### WHAT THE EXERCISE ASKS
Filter the records below down to lines containing "恒生中国高股息率指数".

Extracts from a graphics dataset
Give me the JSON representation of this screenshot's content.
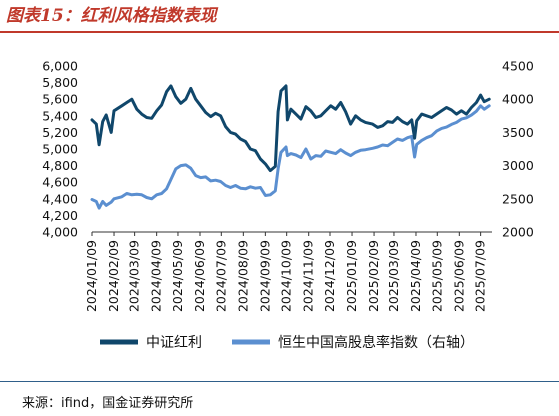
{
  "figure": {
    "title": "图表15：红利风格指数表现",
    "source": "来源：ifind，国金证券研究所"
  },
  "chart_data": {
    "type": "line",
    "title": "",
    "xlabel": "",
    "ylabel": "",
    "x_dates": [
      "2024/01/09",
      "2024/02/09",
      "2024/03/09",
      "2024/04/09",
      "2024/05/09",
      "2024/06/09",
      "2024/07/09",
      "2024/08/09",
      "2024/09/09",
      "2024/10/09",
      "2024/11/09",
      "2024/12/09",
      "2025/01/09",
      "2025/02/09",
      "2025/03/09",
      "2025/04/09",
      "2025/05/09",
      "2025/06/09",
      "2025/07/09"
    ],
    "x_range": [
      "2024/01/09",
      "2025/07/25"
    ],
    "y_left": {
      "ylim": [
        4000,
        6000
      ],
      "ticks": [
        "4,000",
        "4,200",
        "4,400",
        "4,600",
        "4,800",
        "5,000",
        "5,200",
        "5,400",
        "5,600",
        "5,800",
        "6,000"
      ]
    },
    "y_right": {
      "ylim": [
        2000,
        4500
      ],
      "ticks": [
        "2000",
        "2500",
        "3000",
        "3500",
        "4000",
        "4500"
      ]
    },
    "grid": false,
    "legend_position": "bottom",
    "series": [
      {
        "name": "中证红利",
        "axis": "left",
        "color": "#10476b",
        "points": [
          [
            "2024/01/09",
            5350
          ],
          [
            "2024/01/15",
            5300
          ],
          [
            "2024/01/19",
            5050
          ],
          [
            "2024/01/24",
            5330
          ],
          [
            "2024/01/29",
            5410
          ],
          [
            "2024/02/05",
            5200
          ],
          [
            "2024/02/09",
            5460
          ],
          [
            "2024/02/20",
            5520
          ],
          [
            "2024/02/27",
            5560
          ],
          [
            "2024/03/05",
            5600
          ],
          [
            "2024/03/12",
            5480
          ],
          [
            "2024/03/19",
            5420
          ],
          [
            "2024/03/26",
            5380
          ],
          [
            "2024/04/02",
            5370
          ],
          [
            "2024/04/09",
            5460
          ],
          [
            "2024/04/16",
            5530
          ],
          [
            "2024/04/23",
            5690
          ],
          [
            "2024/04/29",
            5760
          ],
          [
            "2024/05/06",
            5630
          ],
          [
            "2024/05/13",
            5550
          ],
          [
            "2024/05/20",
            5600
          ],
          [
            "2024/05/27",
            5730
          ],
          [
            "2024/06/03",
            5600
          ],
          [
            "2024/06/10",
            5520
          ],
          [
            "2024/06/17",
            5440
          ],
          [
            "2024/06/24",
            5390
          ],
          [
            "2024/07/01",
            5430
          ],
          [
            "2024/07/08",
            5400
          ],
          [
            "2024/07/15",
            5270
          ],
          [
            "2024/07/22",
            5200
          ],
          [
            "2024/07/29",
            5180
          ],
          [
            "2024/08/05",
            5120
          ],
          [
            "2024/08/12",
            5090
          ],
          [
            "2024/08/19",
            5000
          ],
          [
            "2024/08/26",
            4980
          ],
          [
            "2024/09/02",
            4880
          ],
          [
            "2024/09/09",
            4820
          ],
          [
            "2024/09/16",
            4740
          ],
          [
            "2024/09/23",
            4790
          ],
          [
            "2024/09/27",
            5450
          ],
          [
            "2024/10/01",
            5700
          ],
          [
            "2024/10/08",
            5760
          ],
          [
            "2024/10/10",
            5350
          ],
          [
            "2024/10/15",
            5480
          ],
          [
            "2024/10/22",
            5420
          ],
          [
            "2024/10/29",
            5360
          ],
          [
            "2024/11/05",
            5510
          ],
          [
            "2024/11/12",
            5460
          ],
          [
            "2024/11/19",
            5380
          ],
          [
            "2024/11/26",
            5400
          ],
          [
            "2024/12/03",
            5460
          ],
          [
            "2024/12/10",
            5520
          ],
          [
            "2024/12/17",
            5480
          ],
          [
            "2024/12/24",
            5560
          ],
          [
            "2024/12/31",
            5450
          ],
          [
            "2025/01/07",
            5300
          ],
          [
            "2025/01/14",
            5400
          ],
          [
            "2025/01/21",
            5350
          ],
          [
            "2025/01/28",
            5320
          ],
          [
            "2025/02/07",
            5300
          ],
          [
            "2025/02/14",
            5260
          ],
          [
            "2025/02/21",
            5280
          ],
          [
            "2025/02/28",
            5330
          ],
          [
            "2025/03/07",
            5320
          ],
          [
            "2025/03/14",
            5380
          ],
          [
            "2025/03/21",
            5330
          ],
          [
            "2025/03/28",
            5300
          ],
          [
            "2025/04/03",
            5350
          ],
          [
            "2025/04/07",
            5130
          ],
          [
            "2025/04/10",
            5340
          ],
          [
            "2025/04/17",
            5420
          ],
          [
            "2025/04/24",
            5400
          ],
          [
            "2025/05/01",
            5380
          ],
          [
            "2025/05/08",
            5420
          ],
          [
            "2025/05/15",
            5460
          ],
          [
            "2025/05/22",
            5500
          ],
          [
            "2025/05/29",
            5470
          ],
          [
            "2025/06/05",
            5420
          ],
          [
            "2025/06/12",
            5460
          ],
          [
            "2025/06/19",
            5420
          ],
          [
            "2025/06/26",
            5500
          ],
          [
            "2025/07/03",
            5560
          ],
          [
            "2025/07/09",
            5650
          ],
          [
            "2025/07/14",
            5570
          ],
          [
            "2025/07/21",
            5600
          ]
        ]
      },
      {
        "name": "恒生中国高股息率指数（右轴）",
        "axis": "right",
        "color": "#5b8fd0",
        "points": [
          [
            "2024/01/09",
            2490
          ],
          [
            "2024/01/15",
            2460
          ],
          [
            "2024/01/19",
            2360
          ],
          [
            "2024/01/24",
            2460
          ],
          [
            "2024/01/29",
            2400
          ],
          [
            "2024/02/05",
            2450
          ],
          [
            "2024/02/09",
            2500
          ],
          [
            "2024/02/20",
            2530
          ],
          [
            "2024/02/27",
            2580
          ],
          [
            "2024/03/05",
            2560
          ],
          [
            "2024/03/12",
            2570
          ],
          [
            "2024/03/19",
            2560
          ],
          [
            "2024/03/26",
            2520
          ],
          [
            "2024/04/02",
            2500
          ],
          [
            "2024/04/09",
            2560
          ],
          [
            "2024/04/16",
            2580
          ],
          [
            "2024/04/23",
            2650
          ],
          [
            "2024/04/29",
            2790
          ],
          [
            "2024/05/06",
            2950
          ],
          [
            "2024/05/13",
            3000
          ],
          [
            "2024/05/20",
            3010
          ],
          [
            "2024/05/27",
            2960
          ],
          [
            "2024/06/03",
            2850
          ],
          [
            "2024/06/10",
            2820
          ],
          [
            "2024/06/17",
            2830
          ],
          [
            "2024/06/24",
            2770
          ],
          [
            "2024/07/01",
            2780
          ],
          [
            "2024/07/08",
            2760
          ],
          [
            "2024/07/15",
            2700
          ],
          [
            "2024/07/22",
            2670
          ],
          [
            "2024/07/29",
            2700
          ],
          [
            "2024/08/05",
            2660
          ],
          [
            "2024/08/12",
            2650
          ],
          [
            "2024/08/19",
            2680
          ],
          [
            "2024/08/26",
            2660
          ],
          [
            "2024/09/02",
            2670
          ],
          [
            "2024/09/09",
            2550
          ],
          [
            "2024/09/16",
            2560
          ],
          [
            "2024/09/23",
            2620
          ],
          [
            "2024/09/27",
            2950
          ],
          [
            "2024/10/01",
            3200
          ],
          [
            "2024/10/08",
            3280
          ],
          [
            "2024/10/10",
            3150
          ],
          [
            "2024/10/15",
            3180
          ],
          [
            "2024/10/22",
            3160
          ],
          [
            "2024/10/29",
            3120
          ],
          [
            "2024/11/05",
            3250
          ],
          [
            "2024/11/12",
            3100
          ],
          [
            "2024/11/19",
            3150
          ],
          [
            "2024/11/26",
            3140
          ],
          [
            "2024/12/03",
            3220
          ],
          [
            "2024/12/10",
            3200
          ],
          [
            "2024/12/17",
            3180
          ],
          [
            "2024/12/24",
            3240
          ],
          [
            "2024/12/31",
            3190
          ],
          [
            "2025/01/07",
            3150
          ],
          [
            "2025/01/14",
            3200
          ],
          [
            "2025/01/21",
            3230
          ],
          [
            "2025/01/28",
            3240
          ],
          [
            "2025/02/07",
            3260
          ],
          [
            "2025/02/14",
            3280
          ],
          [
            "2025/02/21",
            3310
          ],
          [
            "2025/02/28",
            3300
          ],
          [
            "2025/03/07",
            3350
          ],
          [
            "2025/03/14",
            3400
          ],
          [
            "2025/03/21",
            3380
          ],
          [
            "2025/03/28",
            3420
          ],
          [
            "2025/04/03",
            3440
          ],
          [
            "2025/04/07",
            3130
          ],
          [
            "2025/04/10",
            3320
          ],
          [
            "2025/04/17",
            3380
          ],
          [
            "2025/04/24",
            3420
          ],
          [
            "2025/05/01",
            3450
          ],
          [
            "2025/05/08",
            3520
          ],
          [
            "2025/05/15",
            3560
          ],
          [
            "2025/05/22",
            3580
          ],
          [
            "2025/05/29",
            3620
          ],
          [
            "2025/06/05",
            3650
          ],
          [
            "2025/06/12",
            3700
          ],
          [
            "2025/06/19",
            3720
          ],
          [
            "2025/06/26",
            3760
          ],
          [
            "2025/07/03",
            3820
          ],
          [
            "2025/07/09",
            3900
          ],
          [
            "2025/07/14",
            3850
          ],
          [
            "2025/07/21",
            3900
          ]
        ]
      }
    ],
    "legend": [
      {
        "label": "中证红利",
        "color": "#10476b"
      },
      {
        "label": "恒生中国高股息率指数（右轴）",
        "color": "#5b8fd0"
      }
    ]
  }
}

### ANSWER BELOW
        "name": "恒生中国高股息率指数（右轴）",
        "label": "恒生中国高股息率指数（右轴）",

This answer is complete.